- _PROBLEM DESCRIPTION_:
Below are the records. Gather each line that holds "factores".

Entries taken from a collection
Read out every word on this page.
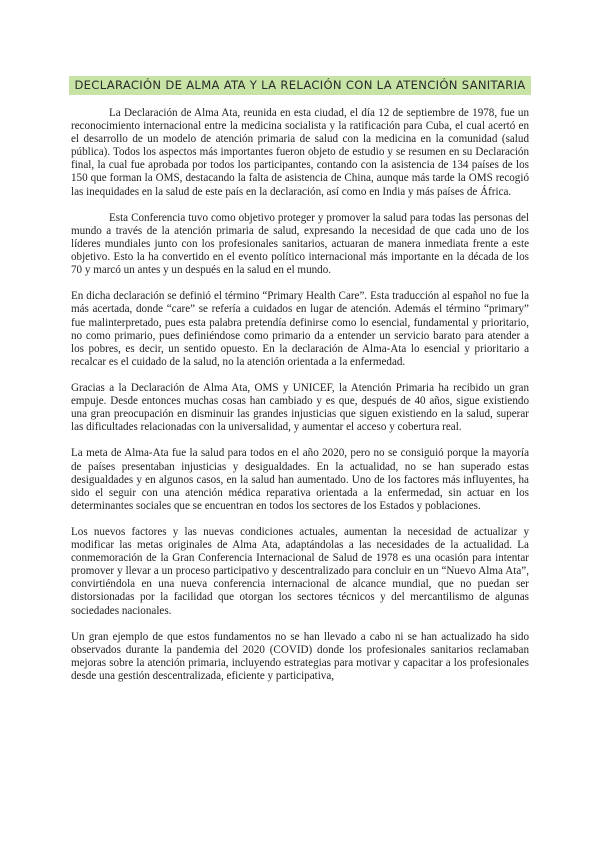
DECLARACIÓN DE ALMA ATA Y LA RELACIÓN CON LA ATENCIÓN SANITARIA

La Declaración de Alma Ata, reunida en esta ciudad, el día 12 de septiembre de 1978, fue un reconocimiento internacional entre la medicina socialista y la ratificación para Cuba, el cual acertó en el desarrollo de un modelo de atención primaria de salud con la medicina en la comunidad (salud pública). Todos los aspectos más importantes fueron objeto de estudio y se resumen en su Declaración final, la cual fue aprobada por todos los participantes, contando con la asistencia de 134 países de los 150 que forman la OMS, destacando la falta de asistencia de China, aunque más tarde la OMS recogió las inequidades en la salud de este país en la declaración, así como en India y más países de África.

Esta Conferencia tuvo como objetivo proteger y promover la salud para todas las personas del mundo a través de la atención primaria de salud, expresando la necesidad de que cada uno de los líderes mundiales junto con los profesionales sanitarios, actuaran de manera inmediata frente a este objetivo. Esto la ha convertido en el evento político internacional más importante en la década de los 70 y marcó un antes y un después en la salud en el mundo.

En dicha declaración se definió el término “Primary Health Care”. Esta traducción al español no fue la más acertada, donde “care” se refería a cuidados en lugar de atención. Además el término “primary” fue malinterpretado, pues esta palabra pretendía definirse como lo esencial, fundamental y prioritario, no como primario, pues definiéndose como primario da a entender un servicio barato para atender a los pobres, es decir, un sentido opuesto. En la declaración de Alma-Ata lo esencial y prioritario a recalcar es el cuidado de la salud, no la atención orientada a la enfermedad.

Gracias a la Declaración de Alma Ata, OMS y UNICEF, la Atención Primaria ha recibido un gran empuje. Desde entonces muchas cosas han cambiado y es que, después de 40 años, sigue existiendo una gran preocupación en disminuir las grandes injusticias que siguen existiendo en la salud, superar las dificultades relacionadas con la universalidad, y aumentar el acceso y cobertura real.

La meta de Alma-Ata fue la salud para todos en el año 2020, pero no se consiguió porque la mayoría de países presentaban injusticias y desigualdades. En la actualidad, no se han superado estas desigualdades y en algunos casos, en la salud han aumentado. Uno de los factores más influyentes, ha sido el seguir con una atención médica reparativa orientada a la enfermedad, sin actuar en los determinantes sociales que se encuentran en todos los sectores de los Estados y poblaciones.

Los nuevos factores y las nuevas condiciones actuales, aumentan la necesidad de actualizar y modificar las metas originales de Alma Ata, adaptándolas a las necesidades de la actualidad. La conmemoración de la Gran Conferencia Internacional de Salud de 1978 es una ocasión para intentar promover y llevar a un proceso participativo y descentralizado para concluir en un “Nuevo Alma Ata”, convirtiéndola en una nueva conferencia internacional de alcance mundial, que no puedan ser distorsionadas por la facilidad que otorgan los sectores técnicos y del mercantilismo de algunas sociedades nacionales.

Un gran ejemplo de que estos fundamentos no se han llevado a cabo ni se han actualizado ha sido observados durante la pandemia del 2020 (COVID) donde los profesionales sanitarios reclamaban mejoras sobre la atención primaria, incluyendo estrategias para motivar y capacitar a los profesionales desde una gestión descentralizada, eficiente y participativa,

- _RESULT OF THE TASK_:
La meta de Alma-Ata fue la salud para todos en el año 2020, pero no se consiguió porque la mayoría de países presentaban injusticias y desigualdades. En la actualidad, no se han superado estas desigualdades y en algunos casos, en la salud han aumentado. Uno de los factores más influyentes, ha sido el seguir con una atención médica reparativa orientada a la enfermedad, sin actuar en los determinantes sociales que se encuentran en todos los sectores de los Estados y poblaciones.
Los nuevos factores y las nuevas condiciones actuales, aumentan la necesidad de actualizar y modificar las metas originales de Alma Ata, adaptándolas a las necesidades de la actualidad. La conmemoración de la Gran Conferencia Internacional de Salud de 1978 es una ocasión para intentar promover y llevar a un proceso participativo y descentralizado para concluir en un “Nuevo Alma Ata”, convirtiéndola en una nueva conferencia internacional de alcance mundial, que no puedan ser distorsionadas por la facilidad que otorgan los sectores técnicos y del mercantilismo de algunas sociedades nacionales.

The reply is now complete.